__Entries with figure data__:
-------

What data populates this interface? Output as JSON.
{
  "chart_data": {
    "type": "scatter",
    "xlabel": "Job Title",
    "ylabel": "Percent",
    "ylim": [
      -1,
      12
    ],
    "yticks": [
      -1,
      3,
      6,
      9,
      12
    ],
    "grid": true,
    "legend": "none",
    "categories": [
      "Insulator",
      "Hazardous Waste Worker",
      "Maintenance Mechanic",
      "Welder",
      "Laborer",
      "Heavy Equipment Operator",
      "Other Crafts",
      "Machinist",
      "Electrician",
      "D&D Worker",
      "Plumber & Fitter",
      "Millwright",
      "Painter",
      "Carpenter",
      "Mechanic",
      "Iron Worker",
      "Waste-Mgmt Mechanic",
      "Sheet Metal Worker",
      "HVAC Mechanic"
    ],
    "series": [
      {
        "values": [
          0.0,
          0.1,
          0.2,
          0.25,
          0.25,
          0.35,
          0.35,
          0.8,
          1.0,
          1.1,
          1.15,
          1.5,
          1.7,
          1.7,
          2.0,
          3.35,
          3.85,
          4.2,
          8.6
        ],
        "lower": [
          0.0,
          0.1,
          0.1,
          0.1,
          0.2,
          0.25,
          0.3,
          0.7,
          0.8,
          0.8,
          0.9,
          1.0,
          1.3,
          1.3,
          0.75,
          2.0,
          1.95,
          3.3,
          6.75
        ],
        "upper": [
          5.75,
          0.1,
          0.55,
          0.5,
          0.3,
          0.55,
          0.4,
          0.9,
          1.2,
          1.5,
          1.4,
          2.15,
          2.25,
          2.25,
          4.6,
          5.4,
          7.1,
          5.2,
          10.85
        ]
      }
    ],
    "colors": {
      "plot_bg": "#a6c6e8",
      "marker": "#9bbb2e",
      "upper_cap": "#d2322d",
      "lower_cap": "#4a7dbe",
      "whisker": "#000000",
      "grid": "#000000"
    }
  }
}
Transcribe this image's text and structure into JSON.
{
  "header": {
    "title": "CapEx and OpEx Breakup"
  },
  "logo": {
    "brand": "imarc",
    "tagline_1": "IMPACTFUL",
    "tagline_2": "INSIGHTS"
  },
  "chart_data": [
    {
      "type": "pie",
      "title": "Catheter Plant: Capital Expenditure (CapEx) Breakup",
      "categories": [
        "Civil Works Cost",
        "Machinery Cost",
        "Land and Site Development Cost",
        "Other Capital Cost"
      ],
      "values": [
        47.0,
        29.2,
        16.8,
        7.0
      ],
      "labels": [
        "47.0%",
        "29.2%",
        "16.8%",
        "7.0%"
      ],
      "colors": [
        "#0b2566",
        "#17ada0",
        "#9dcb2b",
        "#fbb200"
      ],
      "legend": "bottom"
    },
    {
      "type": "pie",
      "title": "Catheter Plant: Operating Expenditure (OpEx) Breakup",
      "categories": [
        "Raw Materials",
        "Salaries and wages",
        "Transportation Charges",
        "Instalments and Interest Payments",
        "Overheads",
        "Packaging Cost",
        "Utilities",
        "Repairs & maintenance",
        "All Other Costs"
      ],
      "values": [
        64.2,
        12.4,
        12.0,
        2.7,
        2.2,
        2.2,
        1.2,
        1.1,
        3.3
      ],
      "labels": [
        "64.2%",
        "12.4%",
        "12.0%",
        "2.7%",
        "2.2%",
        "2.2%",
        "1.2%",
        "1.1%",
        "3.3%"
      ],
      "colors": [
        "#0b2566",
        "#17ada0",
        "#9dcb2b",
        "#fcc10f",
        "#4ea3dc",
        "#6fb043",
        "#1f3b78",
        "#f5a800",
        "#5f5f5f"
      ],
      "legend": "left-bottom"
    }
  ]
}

-------

__Given exercise__:
Write out the records above again, keeping each one identical to the original.

__Full solution__:
What data populates this interface? Output as JSON.
{
  "chart_data": {
    "type": "scatter",
    "xlabel": "Job Title",
    "ylabel": "Percent",
    "ylim": [
      -1,
      12
    ],
    "yticks": [
      -1,
      3,
      6,
      9,
      12
    ],
    "grid": true,
    "legend": "none",
    "categories": [
      "Insulator",
      "Hazardous Waste Worker",
      "Maintenance Mechanic",
      "Welder",
      "Laborer",
      "Heavy Equipment Operator",
      "Other Crafts",
      "Machinist",
      "Electrician",
      "D&D Worker",
      "Plumber & Fitter",
      "Millwright",
      "Painter",
      "Carpenter",
      "Mechanic",
      "Iron Worker",
      "Waste-Mgmt Mechanic",
      "Sheet Metal Worker",
      "HVAC Mechanic"
    ],
    "series": [
      {
        "values": [
          0.0,
          0.1,
          0.2,
          0.25,
          0.25,
          0.35,
          0.35,
          0.8,
          1.0,
          1.1,
          1.15,
          1.5,
          1.7,
          1.7,
          2.0,
          3.35,
          3.85,
          4.2,
          8.6
        ],
        "lower": [
          0.0,
          0.1,
          0.1,
          0.1,
          0.2,
          0.25,
          0.3,
          0.7,
          0.8,
          0.8,
          0.9,
          1.0,
          1.3,
          1.3,
          0.75,
          2.0,
          1.95,
          3.3,
          6.75
        ],
        "upper": [
          5.75,
          0.1,
          0.55,
          0.5,
          0.3,
          0.55,
          0.4,
          0.9,
          1.2,
          1.5,
          1.4,
          2.15,
          2.25,
          2.25,
          4.6,
          5.4,
          7.1,
          5.2,
          10.85
        ]
      }
    ],
    "colors": {
      "plot_bg": "#a6c6e8",
      "marker": "#9bbb2e",
      "upper_cap": "#d2322d",
      "lower_cap": "#4a7dbe",
      "whisker": "#000000",
      "grid": "#000000"
    }
  }
}
Transcribe this image's text and structure into JSON.
{
  "header": {
    "title": "CapEx and OpEx Breakup"
  },
  "logo": {
    "brand": "imarc",
    "tagline_1": "IMPACTFUL",
    "tagline_2": "INSIGHTS"
  },
  "chart_data": [
    {
      "type": "pie",
      "title": "Catheter Plant: Capital Expenditure (CapEx) Breakup",
      "categories": [
        "Civil Works Cost",
        "Machinery Cost",
        "Land and Site Development Cost",
        "Other Capital Cost"
      ],
      "values": [
        47.0,
        29.2,
        16.8,
        7.0
      ],
      "labels": [
        "47.0%",
        "29.2%",
        "16.8%",
        "7.0%"
      ],
      "colors": [
        "#0b2566",
        "#17ada0",
        "#9dcb2b",
        "#fbb200"
      ],
      "legend": "bottom"
    },
    {
      "type": "pie",
      "title": "Catheter Plant: Operating Expenditure (OpEx) Breakup",
      "categories": [
        "Raw Materials",
        "Salaries and wages",
        "Transportation Charges",
        "Instalments and Interest Payments",
        "Overheads",
        "Packaging Cost",
        "Utilities",
        "Repairs & maintenance",
        "All Other Costs"
      ],
      "values": [
        64.2,
        12.4,
        12.0,
        2.7,
        2.2,
        2.2,
        1.2,
        1.1,
        3.3
      ],
      "labels": [
        "64.2%",
        "12.4%",
        "12.0%",
        "2.7%",
        "2.2%",
        "2.2%",
        "1.2%",
        "1.1%",
        "3.3%"
      ],
      "colors": [
        "#0b2566",
        "#17ada0",
        "#9dcb2b",
        "#fcc10f",
        "#4ea3dc",
        "#6fb043",
        "#1f3b78",
        "#f5a800",
        "#5f5f5f"
      ],
      "legend": "left-bottom"
    }
  ]
}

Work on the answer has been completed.